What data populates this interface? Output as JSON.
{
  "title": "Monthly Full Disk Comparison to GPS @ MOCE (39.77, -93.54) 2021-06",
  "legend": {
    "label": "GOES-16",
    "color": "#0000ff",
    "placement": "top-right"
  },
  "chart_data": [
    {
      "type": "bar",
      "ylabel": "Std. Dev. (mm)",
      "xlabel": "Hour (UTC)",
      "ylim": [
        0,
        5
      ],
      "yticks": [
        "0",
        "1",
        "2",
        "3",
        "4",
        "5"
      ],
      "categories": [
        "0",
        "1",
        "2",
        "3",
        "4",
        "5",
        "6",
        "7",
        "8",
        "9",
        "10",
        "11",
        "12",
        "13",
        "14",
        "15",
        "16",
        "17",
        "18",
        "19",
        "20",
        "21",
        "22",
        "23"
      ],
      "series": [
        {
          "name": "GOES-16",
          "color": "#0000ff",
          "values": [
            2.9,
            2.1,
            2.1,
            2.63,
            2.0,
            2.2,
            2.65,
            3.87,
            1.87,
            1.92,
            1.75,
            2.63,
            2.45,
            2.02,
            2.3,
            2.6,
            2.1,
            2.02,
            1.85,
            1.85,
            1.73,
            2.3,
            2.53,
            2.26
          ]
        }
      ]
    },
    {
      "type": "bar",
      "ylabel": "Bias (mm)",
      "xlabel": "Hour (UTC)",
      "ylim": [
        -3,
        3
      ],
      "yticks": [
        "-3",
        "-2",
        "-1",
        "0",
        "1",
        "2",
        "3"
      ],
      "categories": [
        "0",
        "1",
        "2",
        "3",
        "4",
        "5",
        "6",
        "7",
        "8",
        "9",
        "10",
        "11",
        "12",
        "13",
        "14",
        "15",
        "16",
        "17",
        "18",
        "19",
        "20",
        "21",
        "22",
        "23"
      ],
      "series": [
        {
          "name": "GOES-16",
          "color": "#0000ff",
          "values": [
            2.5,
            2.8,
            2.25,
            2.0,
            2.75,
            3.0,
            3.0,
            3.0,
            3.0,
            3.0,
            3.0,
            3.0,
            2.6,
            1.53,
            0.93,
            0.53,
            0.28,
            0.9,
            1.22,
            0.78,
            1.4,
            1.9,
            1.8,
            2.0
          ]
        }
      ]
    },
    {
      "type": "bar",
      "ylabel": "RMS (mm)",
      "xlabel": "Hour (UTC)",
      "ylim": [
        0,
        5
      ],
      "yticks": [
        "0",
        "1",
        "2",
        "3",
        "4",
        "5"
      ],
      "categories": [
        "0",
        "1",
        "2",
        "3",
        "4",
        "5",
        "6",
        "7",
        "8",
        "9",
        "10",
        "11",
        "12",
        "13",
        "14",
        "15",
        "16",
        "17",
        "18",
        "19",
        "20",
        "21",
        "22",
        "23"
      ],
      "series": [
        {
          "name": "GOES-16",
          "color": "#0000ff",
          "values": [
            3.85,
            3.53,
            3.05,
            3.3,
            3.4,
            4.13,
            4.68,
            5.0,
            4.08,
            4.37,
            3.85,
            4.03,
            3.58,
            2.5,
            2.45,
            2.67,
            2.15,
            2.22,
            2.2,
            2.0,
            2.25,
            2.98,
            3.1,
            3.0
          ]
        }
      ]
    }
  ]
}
-- -- --
Repeat the data precisely, line by line.

What data populates this interface? Output as JSON.
{
  "title": "Monthly Full Disk Comparison to GPS @ MOCE (39.77, -93.54) 2021-06",
  "legend": {
    "label": "GOES-16",
    "color": "#0000ff",
    "placement": "top-right"
  },
  "chart_data": [
    {
      "type": "bar",
      "ylabel": "Std. Dev. (mm)",
      "xlabel": "Hour (UTC)",
      "ylim": [
        0,
        5
      ],
      "yticks": [
        "0",
        "1",
        "2",
        "3",
        "4",
        "5"
      ],
      "categories": [
        "0",
        "1",
        "2",
        "3",
        "4",
        "5",
        "6",
        "7",
        "8",
        "9",
        "10",
        "11",
        "12",
        "13",
        "14",
        "15",
        "16",
        "17",
        "18",
        "19",
        "20",
        "21",
        "22",
        "23"
      ],
      "series": [
        {
          "name": "GOES-16",
          "color": "#0000ff",
          "values": [
            2.9,
            2.1,
            2.1,
            2.63,
            2.0,
            2.2,
            2.65,
            3.87,
            1.87,
            1.92,
            1.75,
            2.63,
            2.45,
            2.02,
            2.3,
            2.6,
            2.1,
            2.02,
            1.85,
            1.85,
            1.73,
            2.3,
            2.53,
            2.26
          ]
        }
      ]
    },
    {
      "type": "bar",
      "ylabel": "Bias (mm)",
      "xlabel": "Hour (UTC)",
      "ylim": [
        -3,
        3
      ],
      "yticks": [
        "-3",
        "-2",
        "-1",
        "0",
        "1",
        "2",
        "3"
      ],
      "categories": [
        "0",
        "1",
        "2",
        "3",
        "4",
        "5",
        "6",
        "7",
        "8",
        "9",
        "10",
        "11",
        "12",
        "13",
        "14",
        "15",
        "16",
        "17",
        "18",
        "19",
        "20",
        "21",
        "22",
        "23"
      ],
      "series": [
        {
          "name": "GOES-16",
          "color": "#0000ff",
          "values": [
            2.5,
            2.8,
            2.25,
            2.0,
            2.75,
            3.0,
            3.0,
            3.0,
            3.0,
            3.0,
            3.0,
            3.0,
            2.6,
            1.53,
            0.93,
            0.53,
            0.28,
            0.9,
            1.22,
            0.78,
            1.4,
            1.9,
            1.8,
            2.0
          ]
        }
      ]
    },
    {
      "type": "bar",
      "ylabel": "RMS (mm)",
      "xlabel": "Hour (UTC)",
      "ylim": [
        0,
        5
      ],
      "yticks": [
        "0",
        "1",
        "2",
        "3",
        "4",
        "5"
      ],
      "categories": [
        "0",
        "1",
        "2",
        "3",
        "4",
        "5",
        "6",
        "7",
        "8",
        "9",
        "10",
        "11",
        "12",
        "13",
        "14",
        "15",
        "16",
        "17",
        "18",
        "19",
        "20",
        "21",
        "22",
        "23"
      ],
      "series": [
        {
          "name": "GOES-16",
          "color": "#0000ff",
          "values": [
            3.85,
            3.53,
            3.05,
            3.3,
            3.4,
            4.13,
            4.68,
            5.0,
            4.08,
            4.37,
            3.85,
            4.03,
            3.58,
            2.5,
            2.45,
            2.67,
            2.15,
            2.22,
            2.2,
            2.0,
            2.25,
            2.98,
            3.1,
            3.0
          ]
        }
      ]
    }
  ]
}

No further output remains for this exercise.